◆ Exercise brief: Only the pictures are left out: repeat the rest of the entries exactly.

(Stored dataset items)

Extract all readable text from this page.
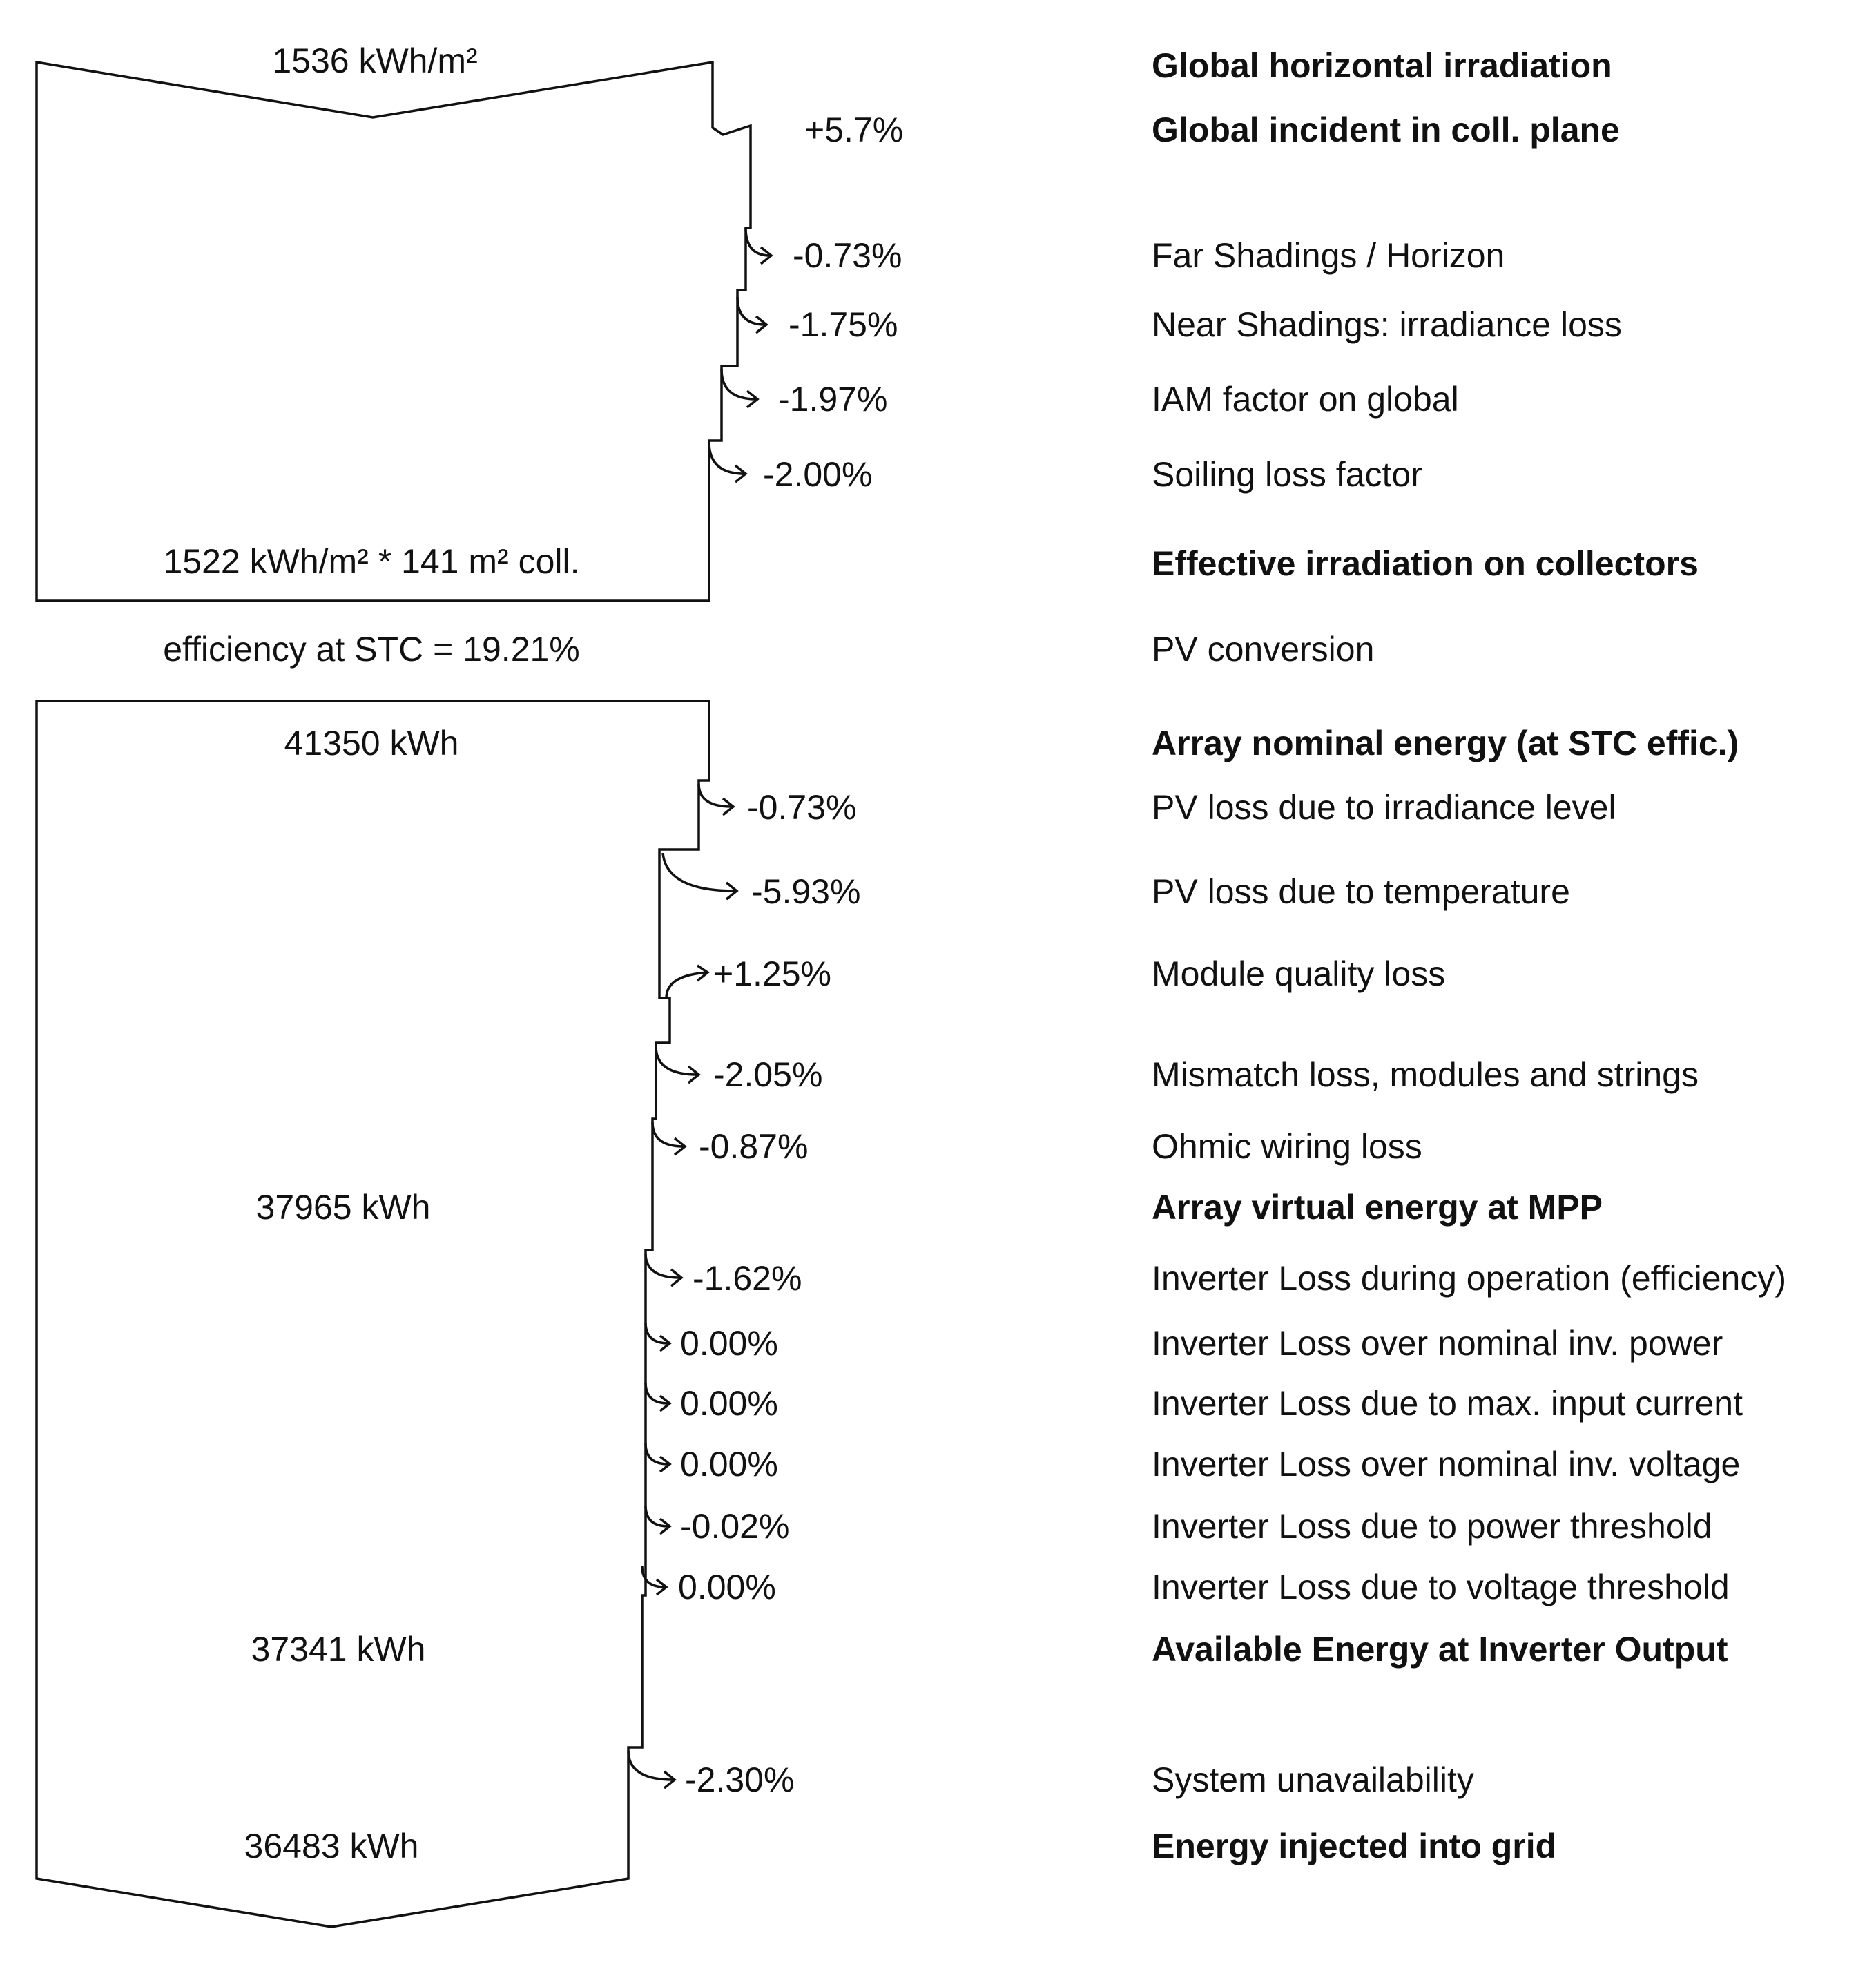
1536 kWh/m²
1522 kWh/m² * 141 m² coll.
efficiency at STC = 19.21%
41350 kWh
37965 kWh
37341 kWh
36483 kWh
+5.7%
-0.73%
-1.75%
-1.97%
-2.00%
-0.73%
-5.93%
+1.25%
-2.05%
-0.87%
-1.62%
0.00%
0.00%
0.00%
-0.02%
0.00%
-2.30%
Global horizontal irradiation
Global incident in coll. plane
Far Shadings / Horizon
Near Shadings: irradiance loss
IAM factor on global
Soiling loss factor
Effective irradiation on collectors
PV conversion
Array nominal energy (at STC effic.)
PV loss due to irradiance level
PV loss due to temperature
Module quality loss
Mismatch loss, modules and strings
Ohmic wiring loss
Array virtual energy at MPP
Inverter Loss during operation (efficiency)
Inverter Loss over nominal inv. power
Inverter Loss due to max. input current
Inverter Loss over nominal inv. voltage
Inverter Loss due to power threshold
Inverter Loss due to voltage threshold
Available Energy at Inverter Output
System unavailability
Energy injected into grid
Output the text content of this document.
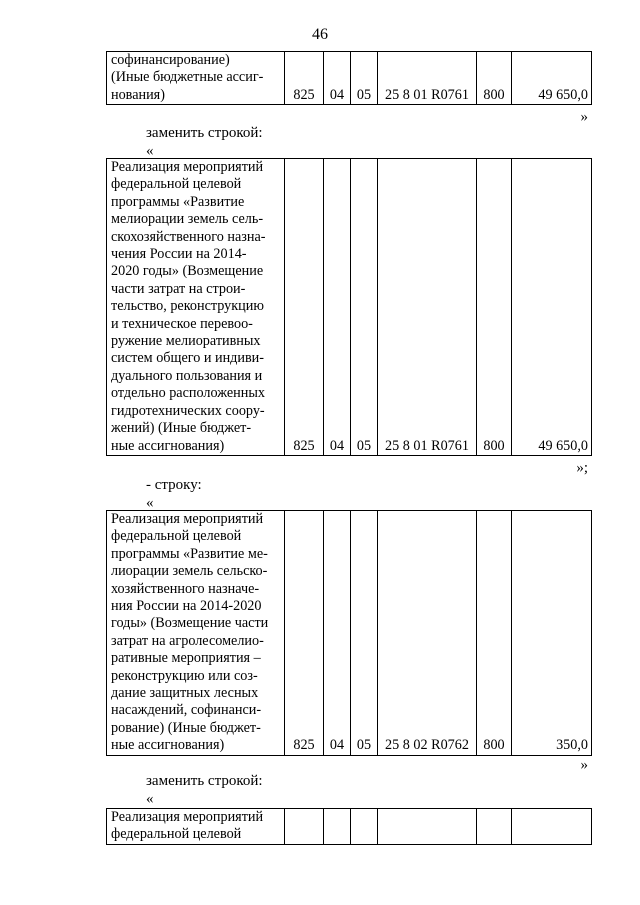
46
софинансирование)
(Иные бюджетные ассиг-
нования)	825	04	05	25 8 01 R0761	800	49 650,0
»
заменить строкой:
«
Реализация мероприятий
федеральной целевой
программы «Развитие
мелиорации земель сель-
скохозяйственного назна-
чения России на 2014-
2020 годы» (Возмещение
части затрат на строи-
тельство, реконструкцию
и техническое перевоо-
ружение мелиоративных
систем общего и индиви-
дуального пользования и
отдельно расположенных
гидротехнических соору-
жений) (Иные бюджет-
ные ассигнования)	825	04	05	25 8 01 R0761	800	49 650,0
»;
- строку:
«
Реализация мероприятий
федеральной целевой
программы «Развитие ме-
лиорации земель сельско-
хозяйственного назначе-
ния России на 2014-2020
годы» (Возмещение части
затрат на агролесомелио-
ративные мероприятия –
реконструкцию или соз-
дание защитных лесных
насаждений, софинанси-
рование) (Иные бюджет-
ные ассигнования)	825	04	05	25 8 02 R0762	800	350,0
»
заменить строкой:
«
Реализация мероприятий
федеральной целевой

◆ Solution for this problem:
Extract all readable text from this page.
1536 kWh/m²
1522 kWh/m² * 141 m² coll.
efficiency at STC = 19.21%
41350 kWh
37965 kWh
37341 kWh
36483 kWh
+5.7%
-0.73%
-1.75%
-1.97%
-2.00%
-0.73%
-5.93%
+1.25%
-2.05%
-0.87%
-1.62%
0.00%
0.00%
0.00%
-0.02%
0.00%
-2.30%
Global horizontal irradiation
Global incident in coll. plane
Far Shadings / Horizon
Near Shadings: irradiance loss
IAM factor on global
Soiling loss factor
Effective irradiation on collectors
PV conversion
Array nominal energy (at STC effic.)
PV loss due to irradiance level
PV loss due to temperature
Module quality loss
Mismatch loss, modules and strings
Ohmic wiring loss
Array virtual energy at MPP
Inverter Loss during operation (efficiency)
Inverter Loss over nominal inv. power
Inverter Loss due to max. input current
Inverter Loss over nominal inv. voltage
Inverter Loss due to power threshold
Inverter Loss due to voltage threshold
Available Energy at Inverter Output
System unavailability
Energy injected into grid
Output the text content of this document.
46
софинансирование)
(Иные бюджетные ассиг-
нования)	825	04	05	25 8 01 R0761	800	49 650,0
»
заменить строкой:
«
Реализация мероприятий
федеральной целевой
программы «Развитие
мелиорации земель сель-
скохозяйственного назна-
чения России на 2014-
2020 годы» (Возмещение
части затрат на строи-
тельство, реконструкцию
и техническое перевоо-
ружение мелиоративных
систем общего и индиви-
дуального пользования и
отдельно расположенных
гидротехнических соору-
жений) (Иные бюджет-
ные ассигнования)	825	04	05	25 8 01 R0761	800	49 650,0
»;
- строку:
«
Реализация мероприятий
федеральной целевой
программы «Развитие ме-
лиорации земель сельско-
хозяйственного назначе-
ния России на 2014-2020
годы» (Возмещение части
затрат на агролесомелио-
ративные мероприятия –
реконструкцию или соз-
дание защитных лесных
насаждений, софинанси-
рование) (Иные бюджет-
ные ассигнования)	825	04	05	25 8 02 R0762	800	350,0
»
заменить строкой:
«
Реализация мероприятий
федеральной целевой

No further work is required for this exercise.